Your instructions:
Repeat, exactly and completely, the material that follows. Omit the pictures.

Material for this task:
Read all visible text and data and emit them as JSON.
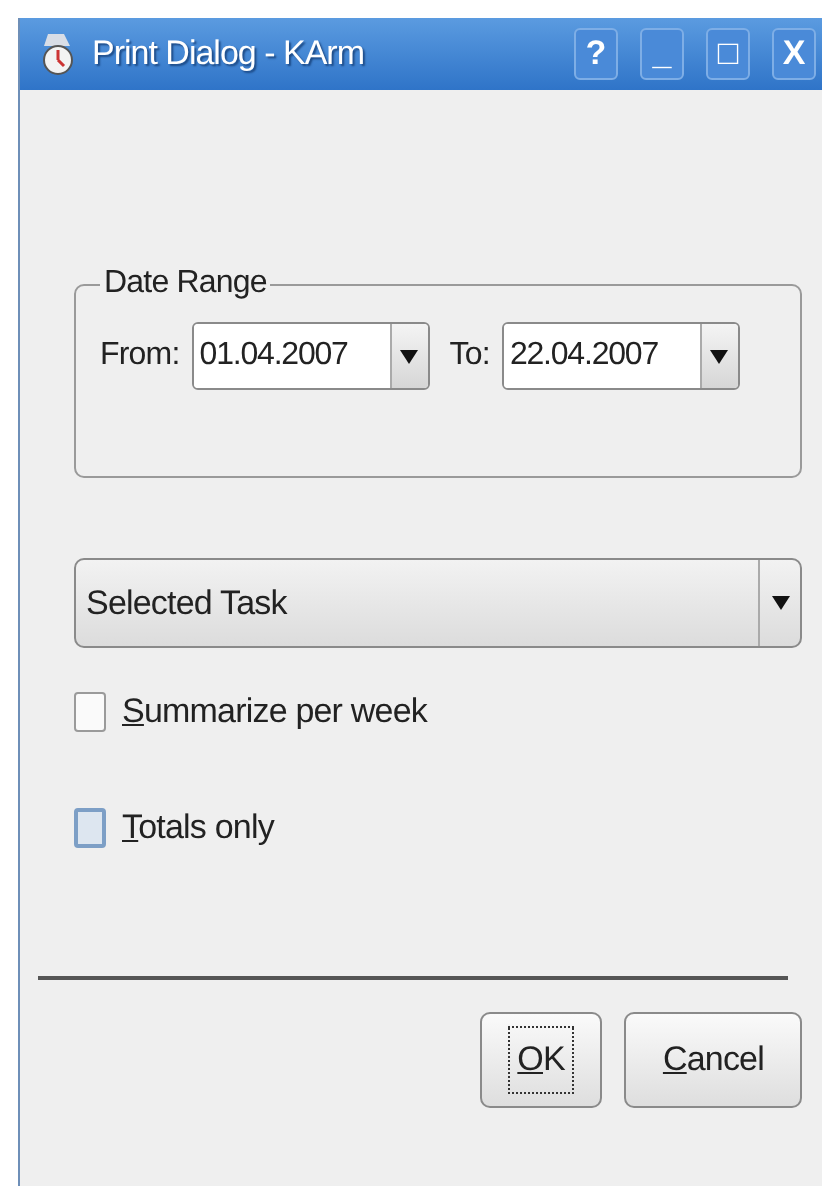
{
  "window": {
    "title": "Print Dialog - KArm",
    "title_buttons": [
      "?",
      "_",
      "□",
      "X"
    ]
  },
  "date_range": {
    "title": "Date Range",
    "from_label": "From:",
    "from_value": "01.04.2007",
    "to_label": "To:",
    "to_value": "22.04.2007"
  },
  "scope": {
    "value": "Selected Task"
  },
  "options": [
    {
      "label": "Summarize per week",
      "checked": false,
      "focused": false
    },
    {
      "label": "Totals only",
      "checked": false,
      "focused": true
    }
  ],
  "buttons": [
    {
      "label": "OK",
      "default": true
    },
    {
      "label": "Cancel",
      "default": false
    }
  ]
}
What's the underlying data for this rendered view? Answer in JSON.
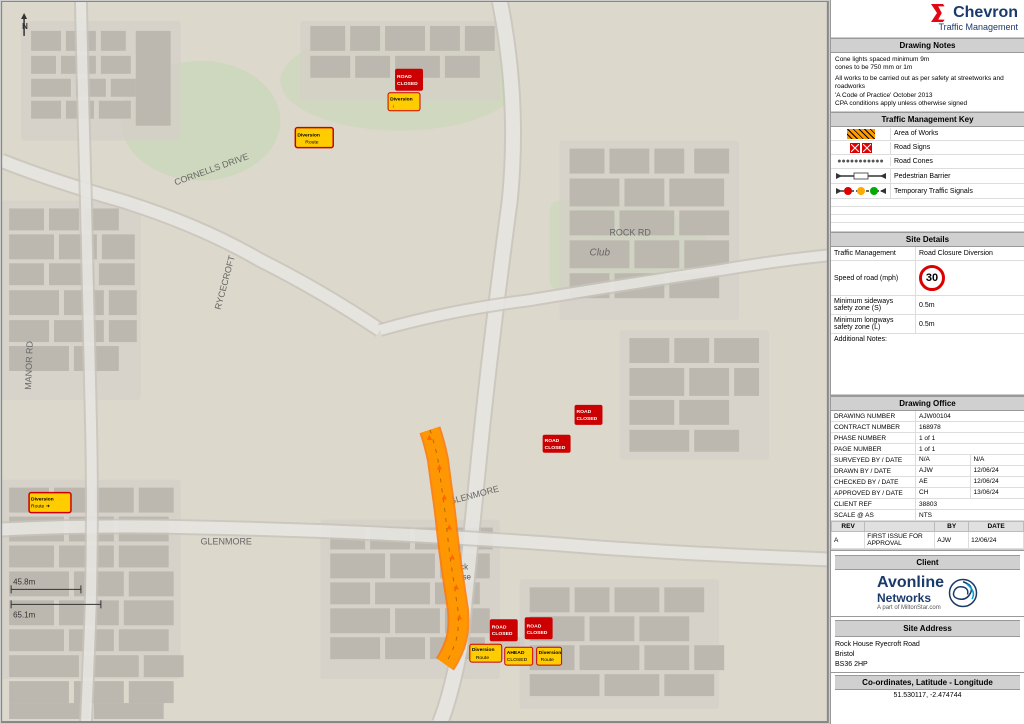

Answer to the exercise:
Read all visible text and data and emit them as JSON.
{
  "window": {
    "title": "Print Dialog - KArm",
    "title_buttons": [
      "?",
      "_",
      "□",
      "X"
    ]
  },
  "date_range": {
    "title": "Date Range",
    "from_label": "From:",
    "from_value": "01.04.2007",
    "to_label": "To:",
    "to_value": "22.04.2007"
  },
  "scope": {
    "value": "Selected Task"
  },
  "options": [
    {
      "label": "Summarize per week",
      "checked": false,
      "focused": false
    },
    {
      "label": "Totals only",
      "checked": false,
      "focused": true
    }
  ],
  "buttons": [
    {
      "label": "OK",
      "default": true
    },
    {
      "label": "Cancel",
      "default": false
    }
  ]
}
What's the underlying data for this rendered view? Answer in JSON.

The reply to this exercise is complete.